WHAT IS BEING ASKED.
Extract all lines that hold the string "color".

[Stored data]
^^^^^^^^^^^^^^^^
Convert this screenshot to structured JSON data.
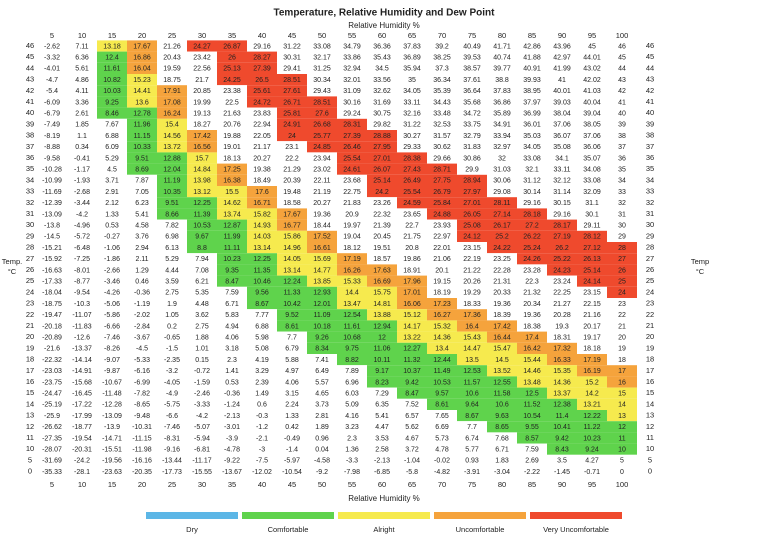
{
  "chart_data": {
    "type": "heatmap",
    "title": "Temperature, Relative Humidity and Dew Point",
    "x_label": "Relative Humidity %",
    "y_label": [
      "Temp.",
      "°C"
    ],
    "y2_label": [
      "Temp",
      "°C"
    ],
    "x": [
      5,
      10,
      15,
      20,
      25,
      30,
      35,
      40,
      45,
      50,
      55,
      60,
      65,
      70,
      75,
      80,
      85,
      90,
      95,
      100
    ],
    "y": [
      46,
      45,
      44,
      43,
      42,
      41,
      40,
      39,
      38,
      37,
      36,
      35,
      34,
      33,
      32,
      31,
      30,
      29,
      28,
      27,
      26,
      25,
      24,
      23,
      22,
      21,
      20,
      19,
      18,
      17,
      16,
      15,
      14,
      13,
      12,
      11,
      10,
      5,
      0
    ],
    "values": [
      [
        -2.62,
        7.11,
        13.18,
        17.67,
        21.26,
        24.27,
        26.87,
        29.16,
        31.22,
        33.08,
        34.79,
        36.36,
        37.83,
        39.2,
        40.49,
        41.71,
        42.86,
        43.96,
        45,
        46
      ],
      [
        -3.32,
        6.36,
        12.4,
        16.86,
        20.43,
        23.42,
        26,
        28.27,
        30.31,
        32.17,
        33.86,
        35.43,
        36.89,
        38.25,
        39.53,
        40.74,
        41.88,
        42.97,
        44.01,
        45
      ],
      [
        -4.01,
        5.61,
        11.61,
        16.04,
        19.59,
        22.56,
        25.13,
        27.39,
        29.41,
        31.25,
        32.94,
        34.5,
        35.94,
        37.3,
        38.57,
        39.77,
        40.91,
        41.99,
        43.02,
        44
      ],
      [
        -4.7,
        4.86,
        10.82,
        15.23,
        18.75,
        21.7,
        24.25,
        26.5,
        28.51,
        30.34,
        32.01,
        33.56,
        35,
        36.34,
        37.61,
        38.8,
        39.93,
        41,
        42.02,
        43
      ],
      [
        -5.4,
        4.11,
        10.03,
        14.41,
        17.91,
        20.85,
        23.38,
        25.61,
        27.61,
        29.43,
        31.09,
        32.62,
        34.05,
        35.39,
        36.64,
        37.83,
        38.95,
        40.01,
        41.03,
        42
      ],
      [
        -6.09,
        3.36,
        9.25,
        13.6,
        17.08,
        19.99,
        22.5,
        24.72,
        26.71,
        28.51,
        30.16,
        31.69,
        33.11,
        34.43,
        35.68,
        36.86,
        37.97,
        39.03,
        40.04,
        41
      ],
      [
        -6.79,
        2.61,
        8.46,
        12.78,
        16.24,
        19.13,
        21.63,
        23.83,
        25.81,
        27.6,
        29.24,
        30.75,
        32.16,
        33.48,
        34.72,
        35.89,
        36.99,
        38.04,
        39.04,
        40
      ],
      [
        -7.49,
        1.85,
        7.67,
        11.96,
        15.4,
        18.27,
        20.76,
        22.94,
        24.91,
        26.68,
        28.31,
        29.82,
        31.22,
        32.53,
        33.75,
        34.91,
        36.01,
        37.06,
        38.05,
        39
      ],
      [
        -8.19,
        1.1,
        6.88,
        11.15,
        14.56,
        17.42,
        19.88,
        22.05,
        24,
        25.77,
        27.39,
        28.88,
        30.27,
        31.57,
        32.79,
        33.94,
        35.03,
        36.07,
        37.06,
        38
      ],
      [
        -8.88,
        0.34,
        6.09,
        10.33,
        13.72,
        16.56,
        19.01,
        21.17,
        23.1,
        24.85,
        26.46,
        27.95,
        29.33,
        30.62,
        31.83,
        32.97,
        34.05,
        35.08,
        36.06,
        37
      ],
      [
        -9.58,
        -0.41,
        5.29,
        9.51,
        12.88,
        15.7,
        18.13,
        20.27,
        22.2,
        23.94,
        25.54,
        27.01,
        28.38,
        29.66,
        30.86,
        32,
        33.08,
        34.1,
        35.07,
        36
      ],
      [
        -10.28,
        -1.17,
        4.5,
        8.69,
        12.04,
        14.84,
        17.25,
        19.38,
        21.29,
        23.02,
        24.61,
        26.07,
        27.43,
        28.71,
        29.9,
        31.03,
        32.1,
        33.11,
        34.08,
        35
      ],
      [
        -10.99,
        -1.93,
        3.71,
        7.87,
        11.19,
        13.98,
        16.38,
        18.49,
        20.39,
        22.11,
        23.68,
        25.14,
        26.49,
        27.75,
        28.94,
        30.06,
        31.12,
        32.12,
        33.08,
        34
      ],
      [
        -11.69,
        -2.68,
        2.91,
        7.05,
        10.35,
        13.12,
        15.5,
        17.6,
        19.48,
        21.19,
        22.75,
        24.2,
        25.54,
        26.79,
        27.97,
        29.08,
        30.14,
        31.14,
        32.09,
        33
      ],
      [
        -12.39,
        -3.44,
        2.12,
        6.23,
        9.51,
        12.25,
        14.62,
        16.71,
        18.58,
        20.27,
        21.83,
        23.26,
        24.59,
        25.84,
        27.01,
        28.11,
        29.16,
        30.15,
        31.1,
        32
      ],
      [
        -13.09,
        -4.2,
        1.33,
        5.41,
        8.66,
        11.39,
        13.74,
        15.82,
        17.67,
        19.36,
        20.9,
        22.32,
        23.65,
        24.88,
        26.05,
        27.14,
        28.18,
        29.16,
        30.1,
        31
      ],
      [
        -13.8,
        -4.96,
        0.53,
        4.58,
        7.82,
        10.53,
        12.87,
        14.93,
        16.77,
        18.44,
        19.97,
        21.39,
        22.7,
        23.93,
        25.08,
        26.17,
        27.2,
        28.17,
        29.11,
        30
      ],
      [
        -14.5,
        -5.72,
        -0.27,
        3.76,
        6.98,
        9.67,
        11.99,
        14.03,
        15.86,
        17.52,
        19.04,
        20.45,
        21.75,
        22.97,
        24.12,
        25.2,
        26.22,
        27.19,
        28.12,
        29
      ],
      [
        -15.21,
        -6.48,
        -1.06,
        2.94,
        6.13,
        8.8,
        11.11,
        13.14,
        14.96,
        16.61,
        18.12,
        19.51,
        20.8,
        22.01,
        23.15,
        24.22,
        25.24,
        26.2,
        27.12,
        28
      ],
      [
        -15.92,
        -7.25,
        -1.86,
        2.11,
        5.29,
        7.94,
        10.23,
        12.25,
        14.05,
        15.69,
        17.19,
        18.57,
        19.86,
        21.06,
        22.19,
        23.25,
        24.26,
        25.22,
        26.13,
        27
      ],
      [
        -16.63,
        -8.01,
        -2.66,
        1.29,
        4.44,
        7.08,
        9.35,
        11.35,
        13.14,
        14.77,
        16.26,
        17.63,
        18.91,
        20.1,
        21.22,
        22.28,
        23.28,
        24.23,
        25.14,
        26
      ],
      [
        -17.33,
        -8.77,
        -3.46,
        0.46,
        3.59,
        6.21,
        8.47,
        10.46,
        12.24,
        13.85,
        15.33,
        16.69,
        17.96,
        19.15,
        20.26,
        21.31,
        22.3,
        23.24,
        24.14,
        25
      ],
      [
        -18.04,
        -9.54,
        -4.26,
        -0.36,
        2.75,
        5.35,
        7.59,
        9.56,
        11.33,
        12.93,
        14.4,
        15.75,
        17.01,
        18.19,
        19.29,
        20.33,
        21.32,
        22.25,
        23.15,
        24
      ],
      [
        -18.75,
        -10.3,
        -5.06,
        -1.19,
        1.9,
        4.48,
        6.71,
        8.67,
        10.42,
        12.01,
        13.47,
        14.81,
        16.06,
        17.23,
        18.33,
        19.36,
        20.34,
        21.27,
        22.15,
        23
      ],
      [
        -19.47,
        -11.07,
        -5.86,
        -2.02,
        1.05,
        3.62,
        5.83,
        7.77,
        9.52,
        11.09,
        12.54,
        13.88,
        15.12,
        16.27,
        17.36,
        18.39,
        19.36,
        20.28,
        21.16,
        22
      ],
      [
        -20.18,
        -11.83,
        -6.66,
        -2.84,
        0.2,
        2.75,
        4.94,
        6.88,
        8.61,
        10.18,
        11.61,
        12.94,
        14.17,
        15.32,
        16.4,
        17.42,
        18.38,
        19.3,
        20.17,
        21
      ],
      [
        -20.89,
        -12.6,
        -7.46,
        -3.67,
        -0.65,
        1.88,
        4.06,
        5.98,
        7.7,
        9.26,
        10.68,
        12,
        13.22,
        14.36,
        15.43,
        16.44,
        17.4,
        18.31,
        19.17,
        20
      ],
      [
        -21.6,
        -13.37,
        -8.26,
        -4.5,
        -1.5,
        1.01,
        3.18,
        5.08,
        6.79,
        8.34,
        9.75,
        11.06,
        12.27,
        13.4,
        14.47,
        15.47,
        16.42,
        17.32,
        18.18,
        19
      ],
      [
        -22.32,
        -14.14,
        -9.07,
        -5.33,
        -2.35,
        0.15,
        2.3,
        4.19,
        5.88,
        7.41,
        8.82,
        10.11,
        11.32,
        12.44,
        13.5,
        14.5,
        15.44,
        16.33,
        17.19,
        18
      ],
      [
        -23.03,
        -14.91,
        -9.87,
        -6.16,
        -3.2,
        -0.72,
        1.41,
        3.29,
        4.97,
        6.49,
        7.89,
        9.17,
        10.37,
        11.49,
        12.53,
        13.52,
        14.46,
        15.35,
        16.19,
        17
      ],
      [
        -23.75,
        -15.68,
        -10.67,
        -6.99,
        -4.05,
        -1.59,
        0.53,
        2.39,
        4.06,
        5.57,
        6.96,
        8.23,
        9.42,
        10.53,
        11.57,
        12.55,
        13.48,
        14.36,
        15.2,
        16
      ],
      [
        -24.47,
        -16.45,
        -11.48,
        -7.82,
        -4.9,
        -2.46,
        -0.36,
        1.49,
        3.15,
        4.65,
        6.03,
        7.29,
        8.47,
        9.57,
        10.6,
        11.58,
        12.5,
        13.37,
        14.2,
        15
      ],
      [
        -25.19,
        -17.22,
        -12.28,
        -8.65,
        -5.75,
        -3.33,
        -1.24,
        0.6,
        2.24,
        3.73,
        5.09,
        6.35,
        7.52,
        8.61,
        9.64,
        10.6,
        11.52,
        12.38,
        13.21,
        14
      ],
      [
        -25.9,
        -17.99,
        -13.09,
        -9.48,
        -6.6,
        -4.2,
        -2.13,
        -0.3,
        1.33,
        2.81,
        4.16,
        5.41,
        6.57,
        7.65,
        8.67,
        9.63,
        10.54,
        11.4,
        12.22,
        13
      ],
      [
        -26.62,
        -18.77,
        -13.9,
        -10.31,
        -7.46,
        -5.07,
        -3.01,
        -1.2,
        0.42,
        1.89,
        3.23,
        4.47,
        5.62,
        6.69,
        7.7,
        8.65,
        9.55,
        10.41,
        11.22,
        12
      ],
      [
        -27.35,
        -19.54,
        -14.71,
        -11.15,
        -8.31,
        -5.94,
        -3.9,
        -2.1,
        -0.49,
        0.96,
        2.3,
        3.53,
        4.67,
        5.73,
        6.74,
        7.68,
        8.57,
        9.42,
        10.23,
        11
      ],
      [
        -28.07,
        -20.31,
        -15.51,
        -11.98,
        -9.16,
        -6.81,
        -4.78,
        -3,
        -1.4,
        0.04,
        1.36,
        2.58,
        3.72,
        4.78,
        5.77,
        6.71,
        7.59,
        8.43,
        9.24,
        10
      ],
      [
        -31.69,
        -24.2,
        -19.56,
        -16.16,
        -13.44,
        -11.17,
        -9.22,
        -7.5,
        -5.97,
        -4.58,
        -3.3,
        -2.13,
        -1.04,
        -0.02,
        0.93,
        1.83,
        2.69,
        3.5,
        4.27,
        5
      ],
      [
        -35.33,
        -28.1,
        -23.63,
        -20.35,
        -17.73,
        -15.55,
        -13.67,
        -12.02,
        -10.54,
        -9.2,
        -7.98,
        -6.85,
        -5.8,
        -4.82,
        -3.91,
        -3.04,
        -2.22,
        -1.45,
        -0.71,
        0
      ]
    ],
    "legend": [
      {
        "name": "Dry",
        "color": "#5cb6e6"
      },
      {
        "name": "Comfortable",
        "color": "#5fd34c"
      },
      {
        "name": "Alright",
        "color": "#f6ea4e"
      },
      {
        "name": "Uncomfortable",
        "color": "#f5a33c"
      },
      {
        "name": "Very Uncomfortable",
        "color": "#ef4a2d"
      }
    ]
  }
}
^^^^^^^^^^^^^^^^
CORRECT RESPONSE.
        "color": "#5cb6e6"
        "color": "#5fd34c"
        "color": "#f6ea4e"
        "color": "#f5a33c"
        "color": "#ef4a2d"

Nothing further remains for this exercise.